### Required task
Check every line of the entries below for the word "name", and copy the ones that have it.

::::::

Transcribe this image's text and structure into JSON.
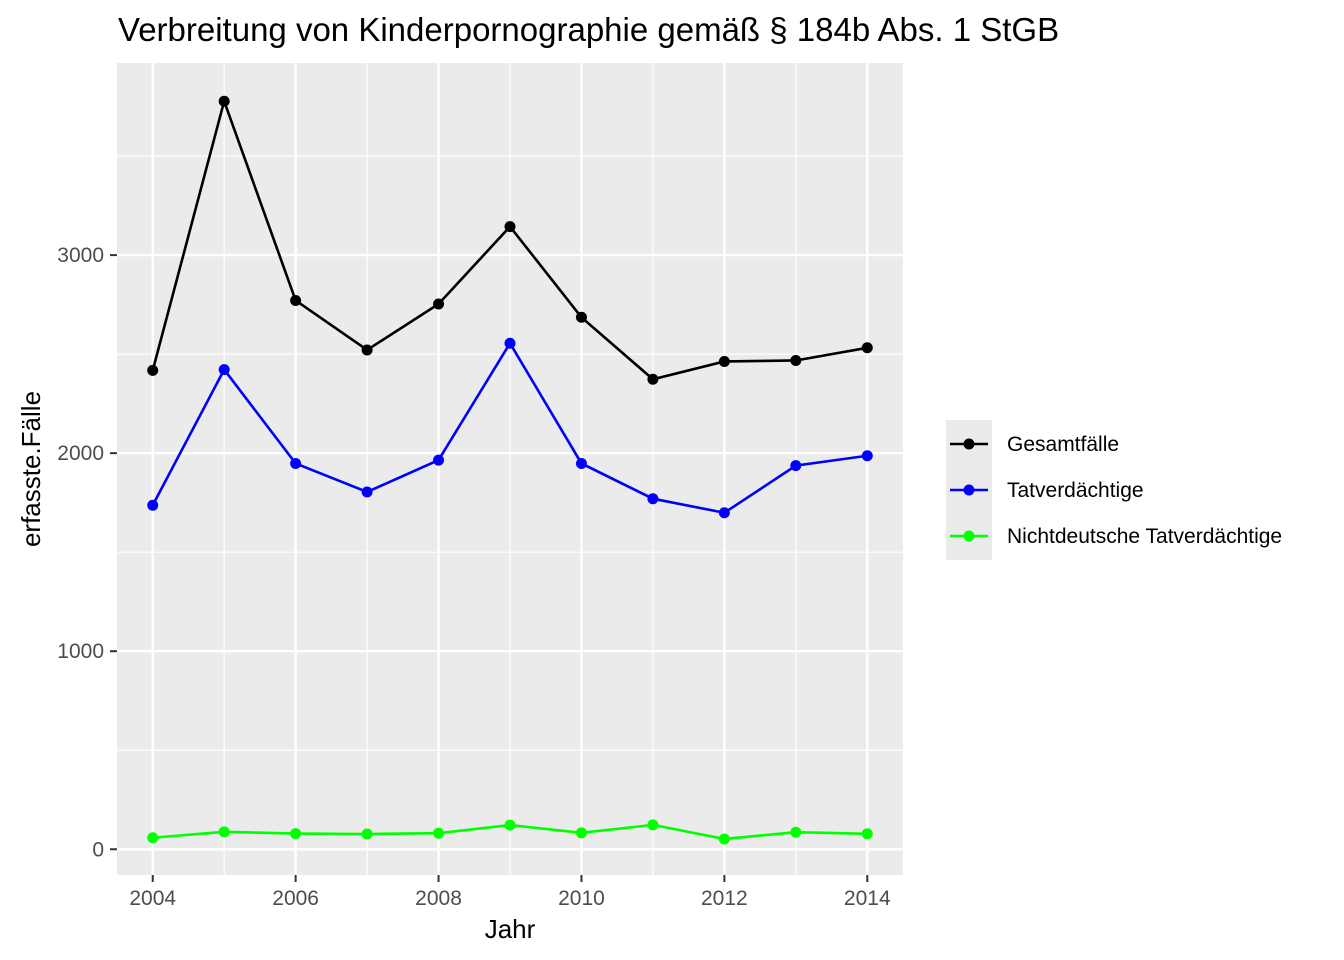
{
  "chart_data": {
    "type": "line",
    "title": "Verbreitung von Kinderpornographie gemäß § 184b Abs. 1 StGB",
    "xlabel": "Jahr",
    "ylabel": "erfasste.Fälle",
    "x": [
      2004,
      2005,
      2006,
      2007,
      2008,
      2009,
      2010,
      2011,
      2012,
      2013,
      2014
    ],
    "xlim": [
      2003.5,
      2014.5
    ],
    "ylim": [
      -130,
      3970
    ],
    "x_ticks": [
      "2004",
      "2006",
      "2008",
      "2010",
      "2012",
      "2014"
    ],
    "x_tick_values": [
      2004,
      2006,
      2008,
      2010,
      2012,
      2014
    ],
    "y_ticks": [
      "0",
      "1000",
      "2000",
      "3000"
    ],
    "y_tick_values": [
      0,
      1000,
      2000,
      3000
    ],
    "grid": true,
    "legend_position": "right",
    "series": [
      {
        "name": "Gesamtfälle",
        "color": "#000000",
        "values": [
          2418,
          3777,
          2771,
          2521,
          2753,
          3144,
          2686,
          2373,
          2463,
          2468,
          2532
        ]
      },
      {
        "name": "Tatverdächtige",
        "color": "#0000ff",
        "values": [
          1737,
          2422,
          1948,
          1804,
          1965,
          2555,
          1948,
          1770,
          1699,
          1937,
          1987
        ]
      },
      {
        "name": "Nichtdeutsche Tatverdächtige",
        "color": "#00ff00",
        "values": [
          58,
          88,
          79,
          77,
          81,
          122,
          83,
          123,
          52,
          86,
          78
        ]
      }
    ]
  }
}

::::::

### Written answer
        "name": "Gesamtfälle",
        "name": "Tatverdächtige",
        "name": "Nichtdeutsche Tatverdächtige",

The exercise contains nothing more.